Items from a dataset
• • • • • • •

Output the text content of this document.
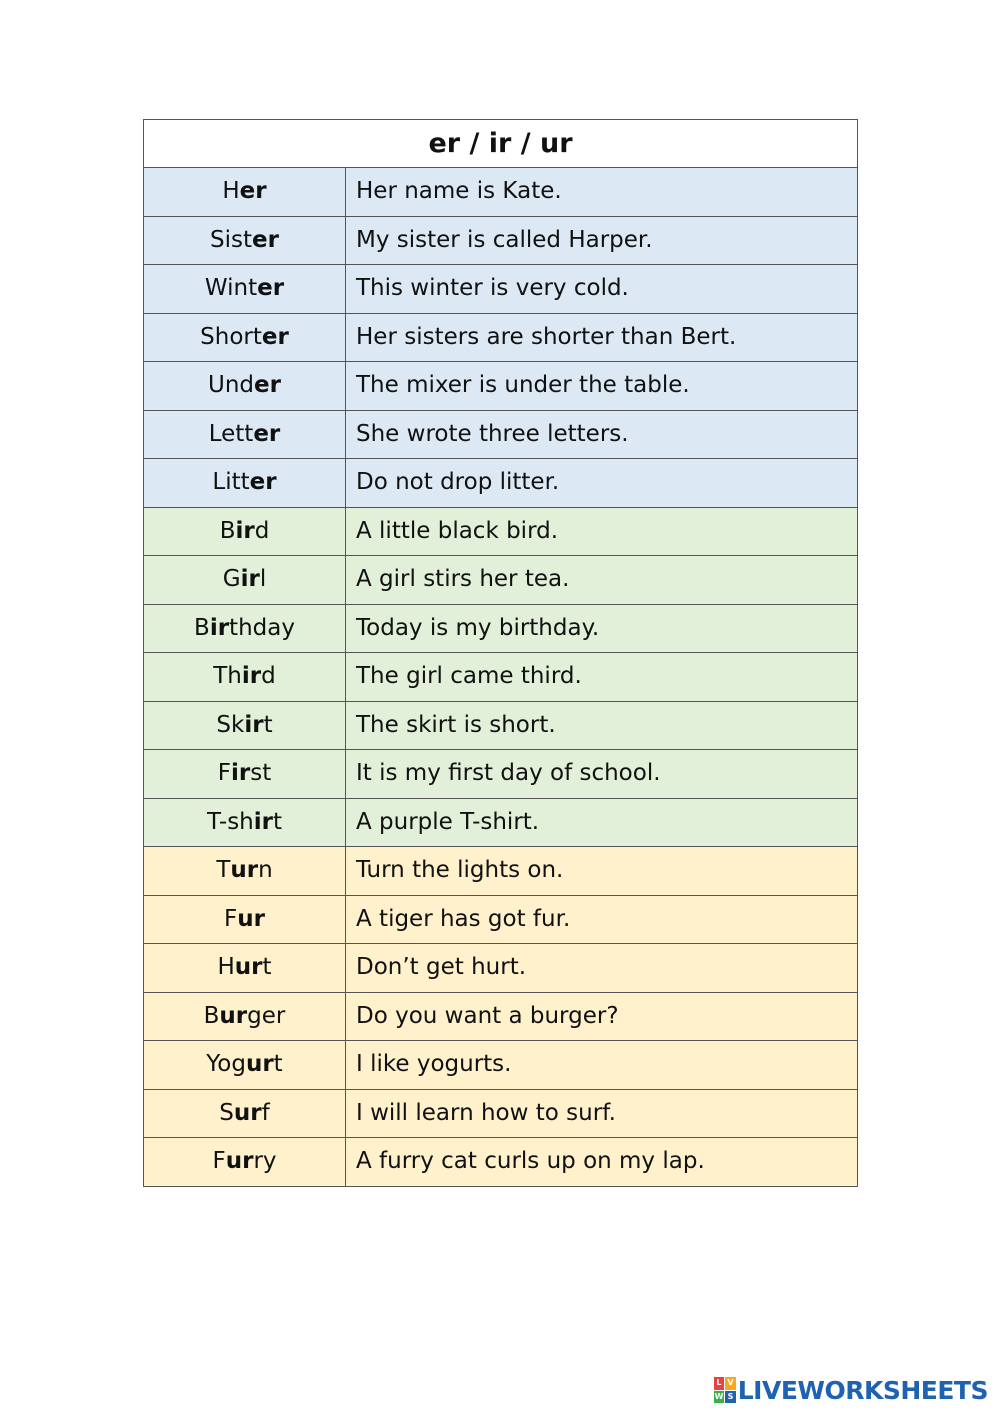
er / ir / ur	
Her	Her name is Kate.
Sister	My sister is called Harper.
Winter	This winter is very cold.
Shorter	Her sisters are shorter than Bert.
Under	The mixer is under the table.
Letter	She wrote three letters.
Litter	Do not drop litter.
Bird	A little black bird.
Girl	A girl stirs her tea.
Birthday	Today is my birthday.
Third	The girl came third.
Skirt	The skirt is short.
First	It is my first day of school.
T-shirt	A purple T-shirt.
Turn	Turn the lights on.
Fur	A tiger has got fur.
Hurt	Don’t get hurt.
Burger	Do you want a burger?
Yogurt	I like yogurts.
Surf	I will learn how to surf.
Furry	A furry cat curls up on my lap.
L V
W S LIVEWORKSHEETS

• • • • • • •

## PROBLEM TO SOLVE
Quote the records above in full, dropping each picture.

## WRITTEN ANSWER
Output the text content of this document.
er / ir / ur	
Her	Her name is Kate.
Sister	My sister is called Harper.
Winter	This winter is very cold.
Shorter	Her sisters are shorter than Bert.
Under	The mixer is under the table.
Letter	She wrote three letters.
Litter	Do not drop litter.
Bird	A little black bird.
Girl	A girl stirs her tea.
Birthday	Today is my birthday.
Third	The girl came third.
Skirt	The skirt is short.
First	It is my first day of school.
T-shirt	A purple T-shirt.
Turn	Turn the lights on.
Fur	A tiger has got fur.
Hurt	Don’t get hurt.
Burger	Do you want a burger?
Yogurt	I like yogurts.
Surf	I will learn how to surf.
Furry	A furry cat curls up on my lap.
L V
W S LIVEWORKSHEETS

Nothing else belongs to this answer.